• _Task to carry out_
In the forum thread below about sealing a vivarium background, what product does em_40 recommend putting on top of grout?

• _Excerpted text_
What have other people used??!


----------



## em_40 (Sep 29, 2010)

Depends what environment it's for, but I wouldn't really reccommend PVA as when it gets wet it just becomes like glue again. 

I can reccommend Thompson's Water seal. It's for protecting bricks and concrete etc. so it's good on top of grout. It's got a matt finish and I've had no trouble with the humidity in my CWD viv damaging it.

If it's a really wet viv though or for a water area you will need a proper pond sealer.


----------



## Depalmer (Mar 29, 2011)

Sorry I should have made that a little clearer  

It's for a desert style background for my beardie so I need something hard and durable. I've read up that Matt floor varnish is good. Would you reccomend? 

Thanks


----------



## my_shed (Jan 5, 2011)

Matt floor varnish is a good option thats often used, and I can personally reccomend it too. Another way that i've yet to try, but which has recieved positive ratings, is the use of epoxy resin with a colouring agent and texturing agent mixed in i.e. the resin with sand and epoxy colourant.

Hope this helps

Dave


----------



## Depalmer (Mar 29, 2011)

Thanks, that's a great help! I think I'm gonna go for the matt floor varnish. Im gonna go over the whole thing with a sprinkle of sand too after a layer or two.

• _Data excerpts_

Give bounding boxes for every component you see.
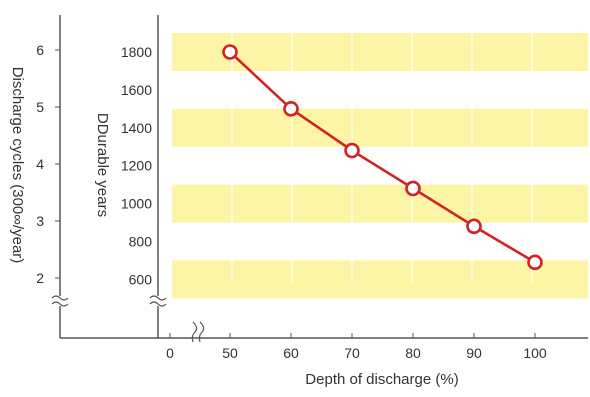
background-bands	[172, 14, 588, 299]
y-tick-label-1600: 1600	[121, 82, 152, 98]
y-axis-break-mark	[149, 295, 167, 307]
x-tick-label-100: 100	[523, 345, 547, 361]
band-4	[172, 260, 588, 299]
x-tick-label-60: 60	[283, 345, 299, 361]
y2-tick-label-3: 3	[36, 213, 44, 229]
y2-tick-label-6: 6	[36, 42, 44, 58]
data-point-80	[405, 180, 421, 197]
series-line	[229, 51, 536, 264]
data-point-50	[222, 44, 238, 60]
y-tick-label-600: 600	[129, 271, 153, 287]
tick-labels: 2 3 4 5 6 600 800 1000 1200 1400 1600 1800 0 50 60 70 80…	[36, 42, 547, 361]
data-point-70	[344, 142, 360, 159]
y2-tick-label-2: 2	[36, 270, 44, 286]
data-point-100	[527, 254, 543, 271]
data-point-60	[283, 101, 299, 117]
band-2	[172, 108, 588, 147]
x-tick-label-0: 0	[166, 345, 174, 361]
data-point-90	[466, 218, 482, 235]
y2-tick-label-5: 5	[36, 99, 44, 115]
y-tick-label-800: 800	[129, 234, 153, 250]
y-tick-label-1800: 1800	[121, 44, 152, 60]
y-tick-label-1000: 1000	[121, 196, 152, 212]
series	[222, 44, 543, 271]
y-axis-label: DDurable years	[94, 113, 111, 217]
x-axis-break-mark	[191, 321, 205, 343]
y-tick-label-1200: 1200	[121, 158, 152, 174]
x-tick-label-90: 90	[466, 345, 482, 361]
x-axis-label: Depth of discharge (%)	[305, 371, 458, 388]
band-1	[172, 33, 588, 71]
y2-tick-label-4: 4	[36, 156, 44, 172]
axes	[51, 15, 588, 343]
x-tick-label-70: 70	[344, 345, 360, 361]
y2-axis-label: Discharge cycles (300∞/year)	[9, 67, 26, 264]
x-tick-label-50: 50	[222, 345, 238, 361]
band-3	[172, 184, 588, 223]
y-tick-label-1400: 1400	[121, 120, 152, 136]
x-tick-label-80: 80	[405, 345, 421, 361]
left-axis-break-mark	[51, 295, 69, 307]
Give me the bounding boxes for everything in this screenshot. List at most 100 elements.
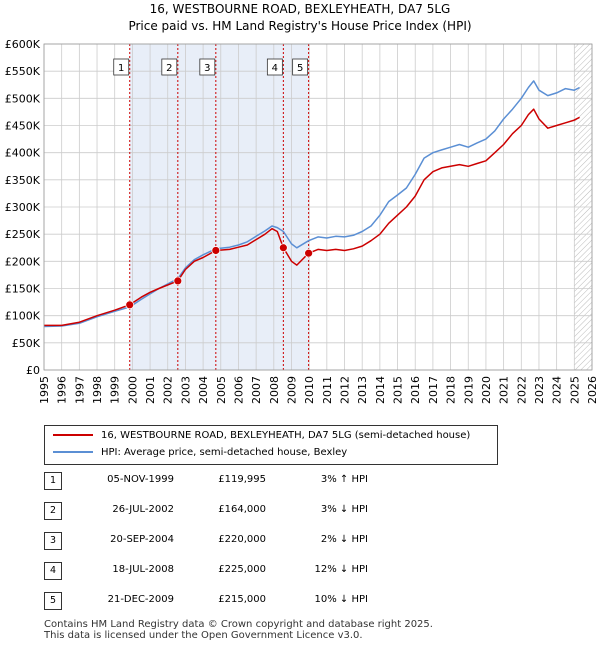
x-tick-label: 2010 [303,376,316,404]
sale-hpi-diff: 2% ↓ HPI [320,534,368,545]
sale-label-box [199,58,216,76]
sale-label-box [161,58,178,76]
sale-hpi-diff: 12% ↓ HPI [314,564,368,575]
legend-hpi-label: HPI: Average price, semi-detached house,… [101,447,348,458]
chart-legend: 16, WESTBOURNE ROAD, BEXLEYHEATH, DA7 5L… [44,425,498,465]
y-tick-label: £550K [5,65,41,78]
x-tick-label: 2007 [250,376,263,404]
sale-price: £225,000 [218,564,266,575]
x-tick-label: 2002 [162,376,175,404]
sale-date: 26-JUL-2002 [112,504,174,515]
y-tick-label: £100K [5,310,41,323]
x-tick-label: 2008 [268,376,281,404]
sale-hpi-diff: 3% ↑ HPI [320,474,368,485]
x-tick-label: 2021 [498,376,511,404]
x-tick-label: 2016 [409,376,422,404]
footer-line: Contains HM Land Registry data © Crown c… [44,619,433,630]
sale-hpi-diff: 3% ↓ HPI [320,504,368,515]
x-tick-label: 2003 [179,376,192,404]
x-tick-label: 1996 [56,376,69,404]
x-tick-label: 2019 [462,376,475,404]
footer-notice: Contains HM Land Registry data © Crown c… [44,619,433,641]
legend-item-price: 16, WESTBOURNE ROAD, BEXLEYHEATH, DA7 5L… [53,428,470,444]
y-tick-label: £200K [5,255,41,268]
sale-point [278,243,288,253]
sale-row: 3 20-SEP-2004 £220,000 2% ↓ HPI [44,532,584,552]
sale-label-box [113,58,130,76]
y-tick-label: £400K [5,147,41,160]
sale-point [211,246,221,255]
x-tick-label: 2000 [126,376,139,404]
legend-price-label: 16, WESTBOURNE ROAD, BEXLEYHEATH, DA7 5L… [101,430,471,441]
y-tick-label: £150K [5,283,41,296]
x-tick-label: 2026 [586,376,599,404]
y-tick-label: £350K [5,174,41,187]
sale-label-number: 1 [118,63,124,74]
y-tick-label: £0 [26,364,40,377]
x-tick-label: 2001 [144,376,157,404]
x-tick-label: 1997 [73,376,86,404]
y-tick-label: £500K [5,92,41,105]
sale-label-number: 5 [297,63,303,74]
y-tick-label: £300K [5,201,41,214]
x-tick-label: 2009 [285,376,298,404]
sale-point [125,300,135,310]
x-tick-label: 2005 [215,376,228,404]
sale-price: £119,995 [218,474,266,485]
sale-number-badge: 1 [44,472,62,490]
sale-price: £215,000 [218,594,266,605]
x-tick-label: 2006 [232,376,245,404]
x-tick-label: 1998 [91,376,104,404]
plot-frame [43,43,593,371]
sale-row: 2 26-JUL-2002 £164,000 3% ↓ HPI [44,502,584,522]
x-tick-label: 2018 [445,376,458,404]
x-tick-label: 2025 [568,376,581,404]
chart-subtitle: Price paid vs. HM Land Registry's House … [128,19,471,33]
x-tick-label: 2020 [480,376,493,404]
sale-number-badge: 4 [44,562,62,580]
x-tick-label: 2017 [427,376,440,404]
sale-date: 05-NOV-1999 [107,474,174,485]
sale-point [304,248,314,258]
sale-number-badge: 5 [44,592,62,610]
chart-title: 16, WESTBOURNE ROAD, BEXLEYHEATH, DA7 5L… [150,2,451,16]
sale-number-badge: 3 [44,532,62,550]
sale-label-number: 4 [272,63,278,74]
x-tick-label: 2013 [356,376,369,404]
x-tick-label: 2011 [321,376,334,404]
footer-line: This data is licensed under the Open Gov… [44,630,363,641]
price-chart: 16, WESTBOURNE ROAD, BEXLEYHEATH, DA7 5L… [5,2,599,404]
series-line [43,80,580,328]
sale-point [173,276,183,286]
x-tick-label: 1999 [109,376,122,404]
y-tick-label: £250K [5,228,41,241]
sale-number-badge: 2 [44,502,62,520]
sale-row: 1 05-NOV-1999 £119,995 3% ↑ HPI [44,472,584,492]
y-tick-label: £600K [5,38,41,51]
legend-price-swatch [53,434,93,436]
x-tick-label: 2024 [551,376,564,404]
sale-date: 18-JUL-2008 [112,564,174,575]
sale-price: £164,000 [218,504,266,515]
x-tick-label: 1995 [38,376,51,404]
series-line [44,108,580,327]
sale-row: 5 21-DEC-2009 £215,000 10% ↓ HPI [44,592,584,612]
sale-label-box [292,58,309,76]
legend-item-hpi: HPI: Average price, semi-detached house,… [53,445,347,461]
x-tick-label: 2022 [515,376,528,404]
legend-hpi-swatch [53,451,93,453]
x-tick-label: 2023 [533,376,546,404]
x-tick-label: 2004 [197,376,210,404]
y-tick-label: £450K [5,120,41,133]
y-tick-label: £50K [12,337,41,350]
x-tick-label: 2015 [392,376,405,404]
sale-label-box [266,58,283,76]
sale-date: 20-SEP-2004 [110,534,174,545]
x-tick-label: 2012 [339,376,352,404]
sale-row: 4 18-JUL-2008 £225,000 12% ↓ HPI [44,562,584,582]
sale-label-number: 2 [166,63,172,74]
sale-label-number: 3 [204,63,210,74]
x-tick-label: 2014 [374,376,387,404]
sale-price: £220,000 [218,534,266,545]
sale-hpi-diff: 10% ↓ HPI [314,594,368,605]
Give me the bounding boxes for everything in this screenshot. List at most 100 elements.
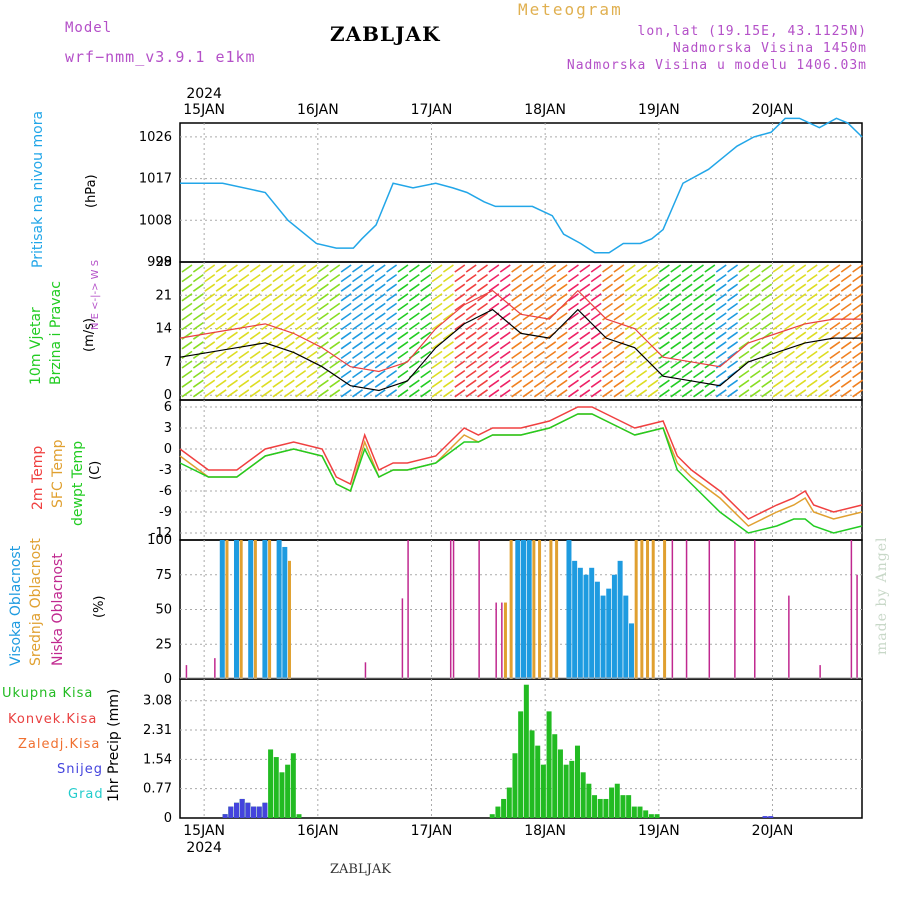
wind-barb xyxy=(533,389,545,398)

• _Response_
Thompson's Water seal.